STATED PROBLEM: Below you will find a set of lines. Repeat them all exactly.

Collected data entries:
********************

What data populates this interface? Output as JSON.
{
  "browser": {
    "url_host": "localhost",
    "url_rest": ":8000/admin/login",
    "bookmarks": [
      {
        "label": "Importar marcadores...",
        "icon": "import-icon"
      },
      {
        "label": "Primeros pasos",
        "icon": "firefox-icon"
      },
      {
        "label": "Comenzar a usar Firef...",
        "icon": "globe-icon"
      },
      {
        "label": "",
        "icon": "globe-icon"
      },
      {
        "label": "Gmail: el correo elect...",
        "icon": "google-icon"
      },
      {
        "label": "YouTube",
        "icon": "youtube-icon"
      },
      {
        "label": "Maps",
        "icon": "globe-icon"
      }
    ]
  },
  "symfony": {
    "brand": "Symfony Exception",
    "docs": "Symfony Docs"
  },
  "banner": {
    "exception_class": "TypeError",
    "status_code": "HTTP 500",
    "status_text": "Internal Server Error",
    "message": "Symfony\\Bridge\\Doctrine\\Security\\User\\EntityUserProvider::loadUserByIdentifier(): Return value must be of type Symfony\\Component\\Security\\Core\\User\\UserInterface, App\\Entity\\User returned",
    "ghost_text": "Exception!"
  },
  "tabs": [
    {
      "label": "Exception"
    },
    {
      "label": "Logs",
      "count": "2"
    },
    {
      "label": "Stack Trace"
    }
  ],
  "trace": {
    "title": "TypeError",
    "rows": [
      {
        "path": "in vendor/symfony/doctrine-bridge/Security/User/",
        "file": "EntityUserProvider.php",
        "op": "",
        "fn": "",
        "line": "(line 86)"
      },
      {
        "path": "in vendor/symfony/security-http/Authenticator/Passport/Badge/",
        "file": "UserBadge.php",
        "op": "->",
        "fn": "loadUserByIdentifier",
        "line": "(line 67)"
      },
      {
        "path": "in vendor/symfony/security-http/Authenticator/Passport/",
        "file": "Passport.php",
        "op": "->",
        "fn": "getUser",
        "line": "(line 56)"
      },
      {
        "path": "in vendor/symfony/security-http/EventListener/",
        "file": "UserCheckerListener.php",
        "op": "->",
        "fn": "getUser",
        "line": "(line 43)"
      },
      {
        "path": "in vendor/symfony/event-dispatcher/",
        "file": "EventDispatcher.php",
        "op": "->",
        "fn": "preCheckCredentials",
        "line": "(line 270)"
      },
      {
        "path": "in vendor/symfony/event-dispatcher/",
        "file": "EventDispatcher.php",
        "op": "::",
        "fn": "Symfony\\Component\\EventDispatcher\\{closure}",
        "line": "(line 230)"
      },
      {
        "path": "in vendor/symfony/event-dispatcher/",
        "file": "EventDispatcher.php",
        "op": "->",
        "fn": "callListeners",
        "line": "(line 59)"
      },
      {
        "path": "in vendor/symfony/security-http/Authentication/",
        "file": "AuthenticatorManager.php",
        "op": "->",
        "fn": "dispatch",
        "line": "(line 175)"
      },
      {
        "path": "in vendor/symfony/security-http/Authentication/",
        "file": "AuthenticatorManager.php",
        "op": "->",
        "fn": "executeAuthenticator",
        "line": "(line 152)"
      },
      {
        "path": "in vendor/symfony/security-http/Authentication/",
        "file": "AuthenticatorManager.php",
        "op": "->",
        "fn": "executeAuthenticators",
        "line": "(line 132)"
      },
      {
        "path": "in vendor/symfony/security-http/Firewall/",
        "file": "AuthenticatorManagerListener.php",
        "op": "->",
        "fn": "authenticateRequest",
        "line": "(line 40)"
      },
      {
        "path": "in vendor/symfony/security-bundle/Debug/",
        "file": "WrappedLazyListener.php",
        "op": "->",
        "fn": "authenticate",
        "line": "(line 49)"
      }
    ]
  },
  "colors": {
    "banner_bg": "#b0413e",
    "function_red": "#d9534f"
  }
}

********************

WORKED ANSWER:
What data populates this interface? Output as JSON.
{
  "browser": {
    "url_host": "localhost",
    "url_rest": ":8000/admin/login",
    "bookmarks": [
      {
        "label": "Importar marcadores...",
        "icon": "import-icon"
      },
      {
        "label": "Primeros pasos",
        "icon": "firefox-icon"
      },
      {
        "label": "Comenzar a usar Firef...",
        "icon": "globe-icon"
      },
      {
        "label": "",
        "icon": "globe-icon"
      },
      {
        "label": "Gmail: el correo elect...",
        "icon": "google-icon"
      },
      {
        "label": "YouTube",
        "icon": "youtube-icon"
      },
      {
        "label": "Maps",
        "icon": "globe-icon"
      }
    ]
  },
  "symfony": {
    "brand": "Symfony Exception",
    "docs": "Symfony Docs"
  },
  "banner": {
    "exception_class": "TypeError",
    "status_code": "HTTP 500",
    "status_text": "Internal Server Error",
    "message": "Symfony\\Bridge\\Doctrine\\Security\\User\\EntityUserProvider::loadUserByIdentifier(): Return value must be of type Symfony\\Component\\Security\\Core\\User\\UserInterface, App\\Entity\\User returned",
    "ghost_text": "Exception!"
  },
  "tabs": [
    {
      "label": "Exception"
    },
    {
      "label": "Logs",
      "count": "2"
    },
    {
      "label": "Stack Trace"
    }
  ],
  "trace": {
    "title": "TypeError",
    "rows": [
      {
        "path": "in vendor/symfony/doctrine-bridge/Security/User/",
        "file": "EntityUserProvider.php",
        "op": "",
        "fn": "",
        "line": "(line 86)"
      },
      {
        "path": "in vendor/symfony/security-http/Authenticator/Passport/Badge/",
        "file": "UserBadge.php",
        "op": "->",
        "fn": "loadUserByIdentifier",
        "line": "(line 67)"
      },
      {
        "path": "in vendor/symfony/security-http/Authenticator/Passport/",
        "file": "Passport.php",
        "op": "->",
        "fn": "getUser",
        "line": "(line 56)"
      },
      {
        "path": "in vendor/symfony/security-http/EventListener/",
        "file": "UserCheckerListener.php",
        "op": "->",
        "fn": "getUser",
        "line": "(line 43)"
      },
      {
        "path": "in vendor/symfony/event-dispatcher/",
        "file": "EventDispatcher.php",
        "op": "->",
        "fn": "preCheckCredentials",
        "line": "(line 270)"
      },
      {
        "path": "in vendor/symfony/event-dispatcher/",
        "file": "EventDispatcher.php",
        "op": "::",
        "fn": "Symfony\\Component\\EventDispatcher\\{closure}",
        "line": "(line 230)"
      },
      {
        "path": "in vendor/symfony/event-dispatcher/",
        "file": "EventDispatcher.php",
        "op": "->",
        "fn": "callListeners",
        "line": "(line 59)"
      },
      {
        "path": "in vendor/symfony/security-http/Authentication/",
        "file": "AuthenticatorManager.php",
        "op": "->",
        "fn": "dispatch",
        "line": "(line 175)"
      },
      {
        "path": "in vendor/symfony/security-http/Authentication/",
        "file": "AuthenticatorManager.php",
        "op": "->",
        "fn": "executeAuthenticator",
        "line": "(line 152)"
      },
      {
        "path": "in vendor/symfony/security-http/Authentication/",
        "file": "AuthenticatorManager.php",
        "op": "->",
        "fn": "executeAuthenticators",
        "line": "(line 132)"
      },
      {
        "path": "in vendor/symfony/security-http/Firewall/",
        "file": "AuthenticatorManagerListener.php",
        "op": "->",
        "fn": "authenticateRequest",
        "line": "(line 40)"
      },
      {
        "path": "in vendor/symfony/security-bundle/Debug/",
        "file": "WrappedLazyListener.php",
        "op": "->",
        "fn": "authenticate",
        "line": "(line 49)"
      }
    ]
  },
  "colors": {
    "banner_bg": "#b0413e",
    "function_red": "#d9534f"
  }
}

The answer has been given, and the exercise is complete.